● STATED EXERCISE: Compile every line that includes the word "screenshot".

● EXERCISE INPUT:
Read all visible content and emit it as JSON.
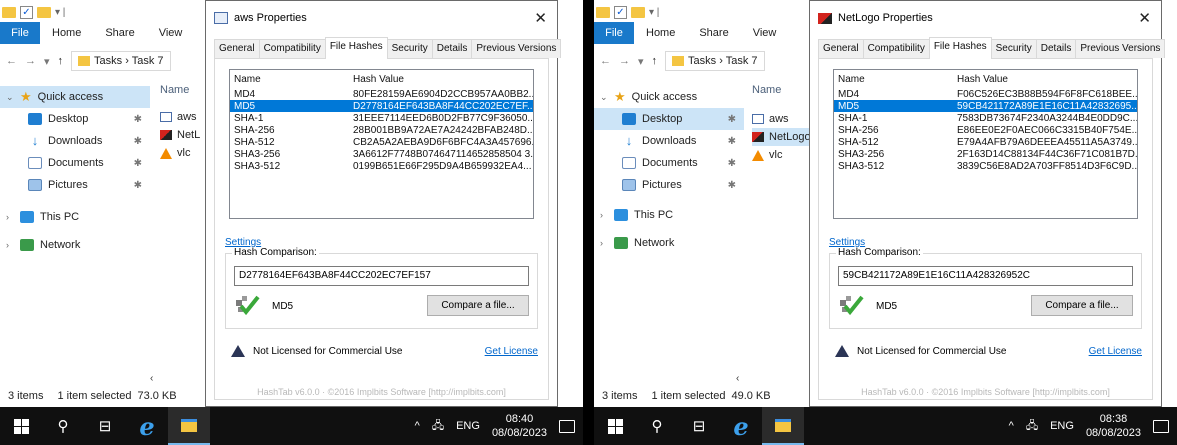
{
  "left": {
    "explorer": {
      "ribbon_tabs": [
        "File",
        "Home",
        "Share",
        "View"
      ],
      "address": {
        "crumbs": "Tasks  ›  Task 7"
      },
      "nav": {
        "quick_access": "Quick access",
        "desktop": "Desktop",
        "downloads": "Downloads",
        "documents": "Documents",
        "pictures": "Pictures",
        "this_pc": "This PC",
        "network": "Network"
      },
      "column_name": "Name",
      "files": [
        "aws",
        "NetL",
        "vlc"
      ],
      "status_items": "3 items",
      "status_selected": "1 item selected",
      "status_size": "73.0 KB"
    },
    "dialog": {
      "title": "aws Properties",
      "tabs": [
        "General",
        "Compatibility",
        "File Hashes",
        "Security",
        "Details",
        "Previous Versions"
      ],
      "col_name": "Name",
      "col_hash": "Hash Value",
      "hashes": [
        {
          "name": "MD4",
          "value": "80FE28159AE6904D2CCB957AA0BB2..."
        },
        {
          "name": "MD5",
          "value": "D2778164EF643BA8F44CC202EC7EF..."
        },
        {
          "name": "SHA-1",
          "value": "31EEE7114EED6B0D2FB77C9F36050..."
        },
        {
          "name": "SHA-256",
          "value": "28B001BB9A72AE7A24242BFAB248D..."
        },
        {
          "name": "SHA-512",
          "value": "CB2A5A2AEBA9D6F6BFC4A3A457696..."
        },
        {
          "name": "SHA3-256",
          "value": "3A6612F7748B074647114652858504 3..."
        },
        {
          "name": "SHA3-512",
          "value": "0199B651E66F295D9A4B659932EA4..."
        }
      ],
      "settings": "Settings",
      "compare_label": "Hash Comparison:",
      "compare_value": "D2778164EF643BA8F44CC202EC7EF157",
      "match_alg": "MD5",
      "compare_btn": "Compare a file...",
      "license_text": "Not Licensed for Commercial Use",
      "get_license": "Get License",
      "footer": "HashTab v6.0.0 · ©2016 Implbits Software [http://implbits.com]"
    },
    "taskbar": {
      "lang": "ENG",
      "time": "08:40",
      "date": "08/08/2023"
    }
  },
  "right": {
    "explorer": {
      "ribbon_tabs": [
        "File",
        "Home",
        "Share",
        "View"
      ],
      "address": {
        "crumbs": "Tasks  ›  Task 7"
      },
      "nav": {
        "quick_access": "Quick access",
        "desktop": "Desktop",
        "downloads": "Downloads",
        "documents": "Documents",
        "pictures": "Pictures",
        "this_pc": "This PC",
        "network": "Network"
      },
      "column_name": "Name",
      "files": [
        "aws",
        "NetLogo",
        "vlc"
      ],
      "status_items": "3 items",
      "status_selected": "1 item selected",
      "status_size": "49.0 KB"
    },
    "dialog": {
      "title": "NetLogo Properties",
      "tabs": [
        "General",
        "Compatibility",
        "File Hashes",
        "Security",
        "Details",
        "Previous Versions"
      ],
      "col_name": "Name",
      "col_hash": "Hash Value",
      "hashes": [
        {
          "name": "MD4",
          "value": "F06C526EC3B88B594F6F8FC618BEE..."
        },
        {
          "name": "MD5",
          "value": "59CB421172A89E1E16C11A42832695..."
        },
        {
          "name": "SHA-1",
          "value": "7583DB73674F2340A3244B4E0DD9C..."
        },
        {
          "name": "SHA-256",
          "value": "E86EE0E2F0AEC066C3315B40F754E..."
        },
        {
          "name": "SHA-512",
          "value": "E79A4AFB79A6DEEEA45511A5A3749..."
        },
        {
          "name": "SHA3-256",
          "value": "2F163D14C88134F44C36F71C081B7D..."
        },
        {
          "name": "SHA3-512",
          "value": "3839C56E8AD2A703FF8514D3F6C9D..."
        }
      ],
      "settings": "Settings",
      "compare_label": "Hash Comparison:",
      "compare_value": "59CB421172A89E1E16C11A428326952C",
      "match_alg": "MD5",
      "compare_btn": "Compare a file...",
      "license_text": "Not Licensed for Commercial Use",
      "get_license": "Get License",
      "footer": "HashTab v6.0.0 · ©2016 Implbits Software [http://implbits.com]"
    },
    "taskbar": {
      "lang": "ENG",
      "time": "08:38",
      "date": "08/08/2023"
    }
  }
}
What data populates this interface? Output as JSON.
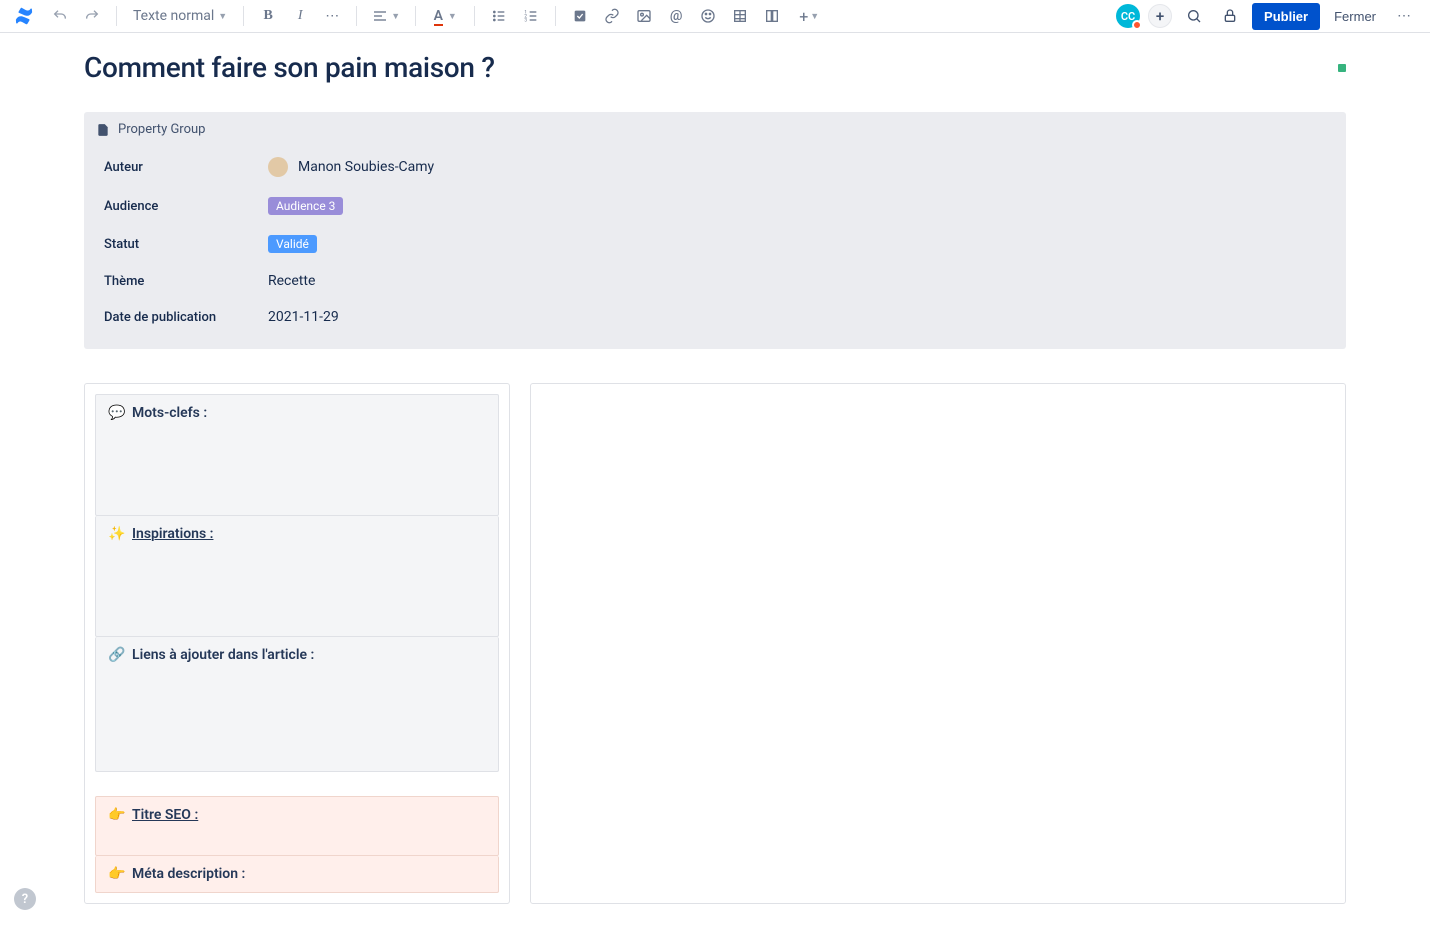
{
  "toolbar": {
    "text_style_label": "Texte normal",
    "publish_label": "Publier",
    "close_label": "Fermer",
    "avatar_initials": "CC"
  },
  "page": {
    "title": "Comment faire son pain maison ?"
  },
  "property_group": {
    "header": "Property Group",
    "rows": {
      "author": {
        "label": "Auteur",
        "value": "Manon Soubies-Camy"
      },
      "audience": {
        "label": "Audience",
        "tag": "Audience 3"
      },
      "status": {
        "label": "Statut",
        "tag": "Validé"
      },
      "theme": {
        "label": "Thème",
        "value": "Recette"
      },
      "date": {
        "label": "Date de publication",
        "value": "2021-11-29"
      }
    }
  },
  "panels": {
    "keywords": {
      "emoji": "💬",
      "label": "Mots-clefs :"
    },
    "inspirations": {
      "emoji": "✨",
      "label": "Inspirations :"
    },
    "links": {
      "emoji": "🔗",
      "label": "Liens à ajouter dans l'article :"
    },
    "seo_title": {
      "emoji": "👉",
      "label": "Titre SEO :"
    },
    "meta_desc": {
      "emoji": "👉",
      "label": "Méta description :"
    }
  },
  "help_label": "?"
}
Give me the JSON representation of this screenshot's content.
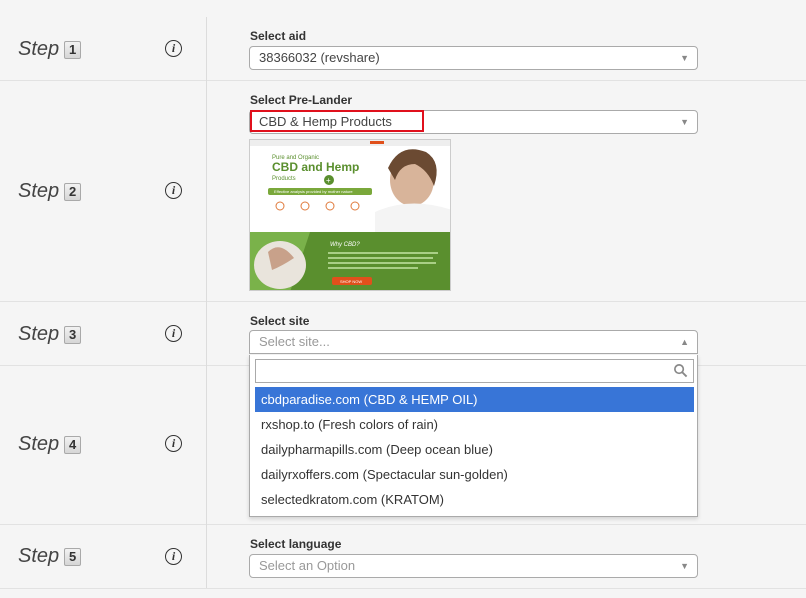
{
  "steps": [
    {
      "word": "Step",
      "num": "1"
    },
    {
      "word": "Step",
      "num": "2"
    },
    {
      "word": "Step",
      "num": "3"
    },
    {
      "word": "Step",
      "num": "4"
    },
    {
      "word": "Step",
      "num": "5"
    }
  ],
  "info_glyph": "i",
  "aid": {
    "label": "Select aid",
    "value": "38366032 (revshare)"
  },
  "prelander": {
    "label": "Select Pre-Lander",
    "value": "CBD & Hemp Products",
    "preview": {
      "line1": "Pure and Organic",
      "line2": "CBD and Hemp",
      "line3": "Products",
      "banner": "Effective analysis provided by mother nature",
      "why": "Why CBD?",
      "cta": "SHOP NOW"
    }
  },
  "site": {
    "label": "Select site",
    "placeholder": "Select site...",
    "search_value": "",
    "options": [
      {
        "text": "cbdparadise.com (CBD & HEMP OIL)",
        "selected": true
      },
      {
        "text": "rxshop.to (Fresh colors of rain)",
        "selected": false
      },
      {
        "text": "dailypharmapills.com (Deep ocean blue)",
        "selected": false
      },
      {
        "text": "dailyrxoffers.com (Spectacular sun-golden)",
        "selected": false
      },
      {
        "text": "selectedkratom.com (KRATOM)",
        "selected": false
      }
    ]
  },
  "language": {
    "label": "Select language",
    "placeholder": "Select an Option"
  },
  "colors": {
    "highlight": "#3875d7",
    "annotation": "#e0101c",
    "green": "#5a8f2e"
  }
}
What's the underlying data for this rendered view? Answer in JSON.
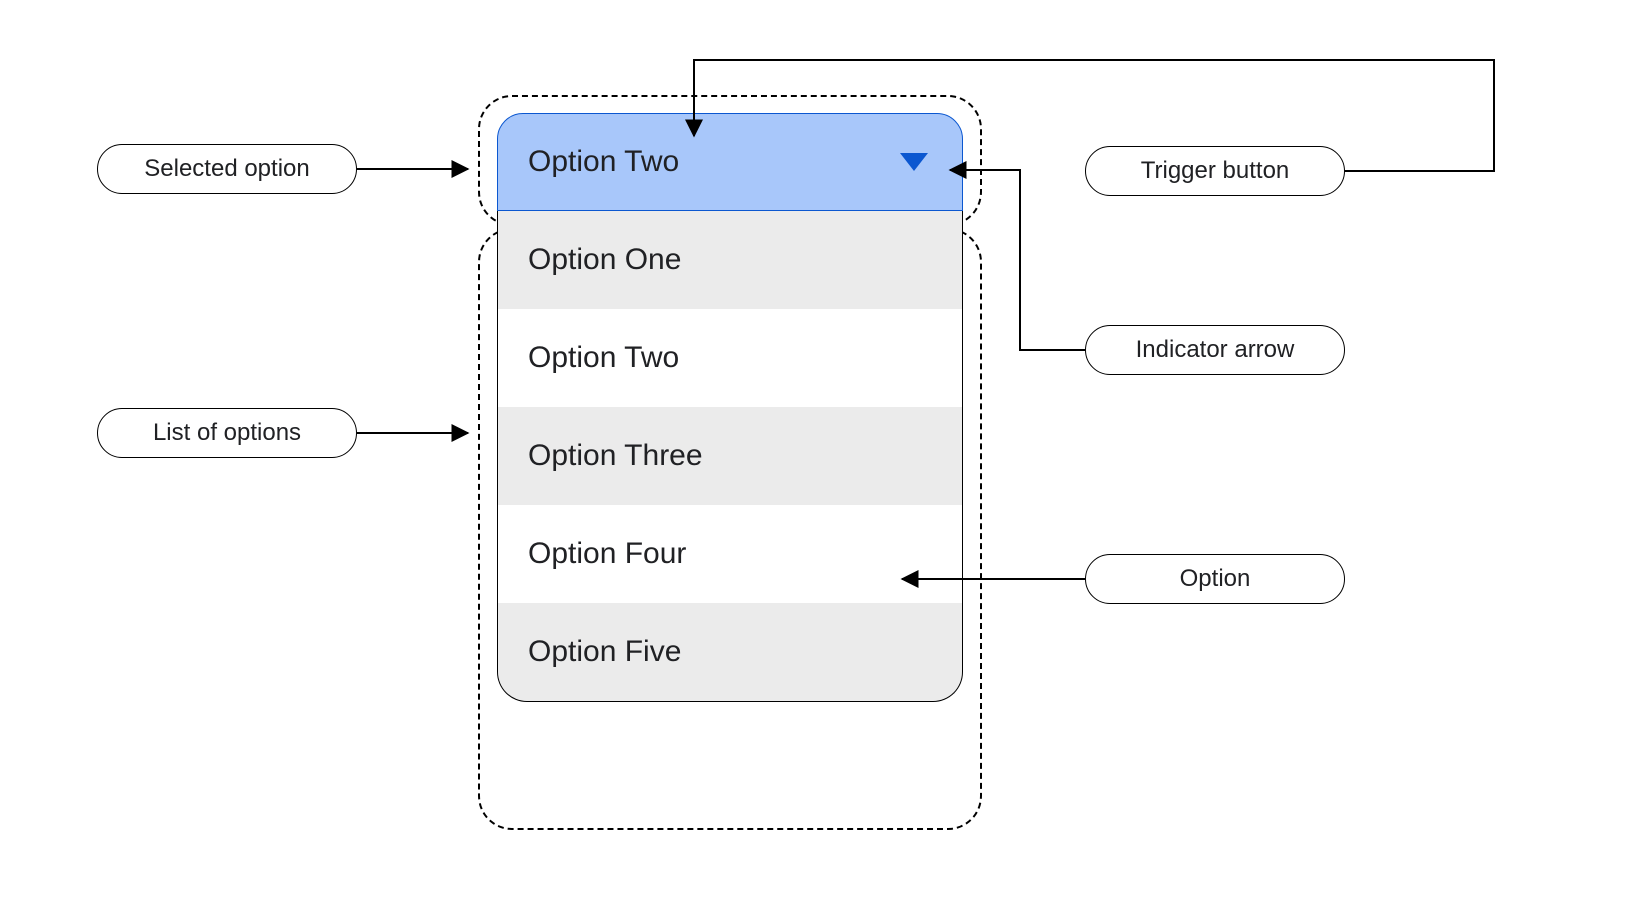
{
  "dropdown": {
    "selected_label": "Option Two",
    "options": [
      "Option One",
      "Option Two",
      "Option Three",
      "Option  Four",
      "Option Five"
    ]
  },
  "annotations": {
    "selected_option": "Selected option",
    "list_of_options": "List of options",
    "trigger_button": "Trigger button",
    "indicator_arrow": "Indicator arrow",
    "option": "Option"
  },
  "colors": {
    "trigger_fill": "#a8c7fa",
    "trigger_border": "#0b57d0",
    "option_alt_bg": "#ebebeb",
    "arrow_fill": "#0b57d0"
  }
}
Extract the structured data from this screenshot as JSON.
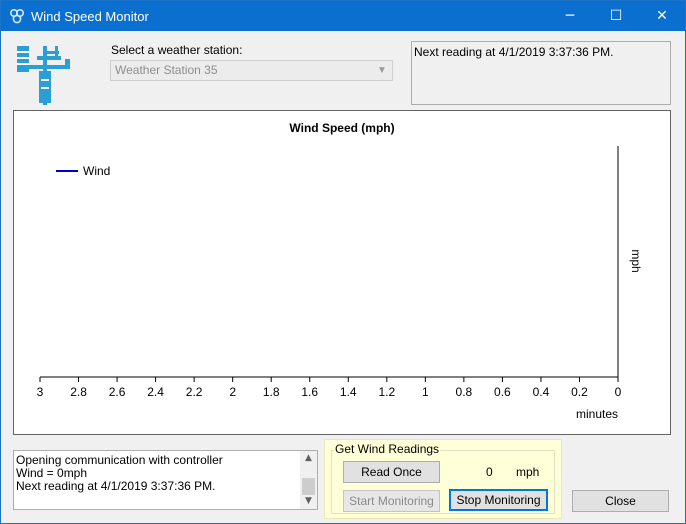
{
  "window": {
    "title": "Wind Speed Monitor",
    "controls": {
      "minimize": "─",
      "maximize": "☐",
      "close": "✕"
    }
  },
  "station": {
    "label": "Select a weather station:",
    "selected": "Weather Station 35",
    "icon": "weather-station-icon"
  },
  "status": {
    "text": "Next reading at 4/1/2019 3:37:36 PM."
  },
  "chart_data": {
    "type": "line",
    "title": "Wind Speed (mph)",
    "xlabel": "minutes",
    "ylabel": "mph",
    "x_ticks": [
      "3",
      "2.8",
      "2.6",
      "2.4",
      "2.2",
      "2",
      "1.8",
      "1.6",
      "1.4",
      "1.2",
      "1",
      "0.8",
      "0.6",
      "0.4",
      "0.2",
      "0"
    ],
    "xlim": [
      3,
      0
    ],
    "series": [
      {
        "name": "Wind",
        "color": "#0000cc",
        "x": [],
        "y": []
      }
    ],
    "legend_position": "top-left",
    "grid": false
  },
  "log": {
    "lines": [
      "Opening communication with controller",
      "Wind = 0mph",
      "Next reading at 4/1/2019 3:37:36 PM."
    ]
  },
  "readings": {
    "group_title": "Get Wind Readings",
    "read_once": "Read Once",
    "start_monitoring": "Start Monitoring",
    "stop_monitoring": "Stop Monitoring",
    "value": "0",
    "unit": "mph"
  },
  "close_button": "Close",
  "colors": {
    "titlebar": "#0b6fcf",
    "group_background": "#ffffd8",
    "series": "#0000cc"
  }
}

● EXPECTED ANSWER:
Give me the JSON representation of this screenshot's content.
Extract the structured data from this screenshot as JSON.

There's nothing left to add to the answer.